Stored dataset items
§ §

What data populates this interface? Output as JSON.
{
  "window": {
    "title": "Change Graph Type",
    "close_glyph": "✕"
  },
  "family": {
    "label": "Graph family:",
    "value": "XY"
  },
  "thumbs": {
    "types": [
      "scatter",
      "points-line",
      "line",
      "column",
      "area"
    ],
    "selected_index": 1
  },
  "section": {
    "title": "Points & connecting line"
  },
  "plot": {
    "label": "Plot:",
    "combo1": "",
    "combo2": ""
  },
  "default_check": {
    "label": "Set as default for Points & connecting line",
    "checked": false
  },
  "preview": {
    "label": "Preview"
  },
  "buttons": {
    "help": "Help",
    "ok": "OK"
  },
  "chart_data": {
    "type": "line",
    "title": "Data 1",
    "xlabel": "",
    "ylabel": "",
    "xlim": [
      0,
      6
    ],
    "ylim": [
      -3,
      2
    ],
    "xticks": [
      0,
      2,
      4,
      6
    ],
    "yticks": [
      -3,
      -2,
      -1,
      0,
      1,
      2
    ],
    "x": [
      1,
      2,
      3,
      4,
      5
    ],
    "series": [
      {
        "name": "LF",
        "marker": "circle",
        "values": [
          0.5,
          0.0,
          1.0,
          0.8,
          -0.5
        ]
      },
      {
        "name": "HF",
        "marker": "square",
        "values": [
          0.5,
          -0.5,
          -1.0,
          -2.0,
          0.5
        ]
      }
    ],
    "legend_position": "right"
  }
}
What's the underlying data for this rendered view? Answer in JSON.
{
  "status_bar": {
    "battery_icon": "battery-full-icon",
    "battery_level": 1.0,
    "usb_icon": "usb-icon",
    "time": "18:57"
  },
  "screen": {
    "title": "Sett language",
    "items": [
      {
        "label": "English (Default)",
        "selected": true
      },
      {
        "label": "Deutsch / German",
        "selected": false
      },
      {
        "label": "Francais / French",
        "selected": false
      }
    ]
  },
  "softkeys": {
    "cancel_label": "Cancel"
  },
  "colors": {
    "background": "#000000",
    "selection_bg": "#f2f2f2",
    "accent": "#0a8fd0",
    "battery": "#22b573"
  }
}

§ §

■ What you have to do: Write out the complete set of records exactly as given.

■ Exercise answer:
What data populates this interface? Output as JSON.
{
  "window": {
    "title": "Change Graph Type",
    "close_glyph": "✕"
  },
  "family": {
    "label": "Graph family:",
    "value": "XY"
  },
  "thumbs": {
    "types": [
      "scatter",
      "points-line",
      "line",
      "column",
      "area"
    ],
    "selected_index": 1
  },
  "section": {
    "title": "Points & connecting line"
  },
  "plot": {
    "label": "Plot:",
    "combo1": "",
    "combo2": ""
  },
  "default_check": {
    "label": "Set as default for Points & connecting line",
    "checked": false
  },
  "preview": {
    "label": "Preview"
  },
  "buttons": {
    "help": "Help",
    "ok": "OK"
  },
  "chart_data": {
    "type": "line",
    "title": "Data 1",
    "xlabel": "",
    "ylabel": "",
    "xlim": [
      0,
      6
    ],
    "ylim": [
      -3,
      2
    ],
    "xticks": [
      0,
      2,
      4,
      6
    ],
    "yticks": [
      -3,
      -2,
      -1,
      0,
      1,
      2
    ],
    "x": [
      1,
      2,
      3,
      4,
      5
    ],
    "series": [
      {
        "name": "LF",
        "marker": "circle",
        "values": [
          0.5,
          0.0,
          1.0,
          0.8,
          -0.5
        ]
      },
      {
        "name": "HF",
        "marker": "square",
        "values": [
          0.5,
          -0.5,
          -1.0,
          -2.0,
          0.5
        ]
      }
    ],
    "legend_position": "right"
  }
}
What's the underlying data for this rendered view? Answer in JSON.
{
  "status_bar": {
    "battery_icon": "battery-full-icon",
    "battery_level": 1.0,
    "usb_icon": "usb-icon",
    "time": "18:57"
  },
  "screen": {
    "title": "Sett language",
    "items": [
      {
        "label": "English (Default)",
        "selected": true
      },
      {
        "label": "Deutsch / German",
        "selected": false
      },
      {
        "label": "Francais / French",
        "selected": false
      }
    ]
  },
  "softkeys": {
    "cancel_label": "Cancel"
  },
  "colors": {
    "background": "#000000",
    "selection_bg": "#f2f2f2",
    "accent": "#0a8fd0",
    "battery": "#22b573"
  }
}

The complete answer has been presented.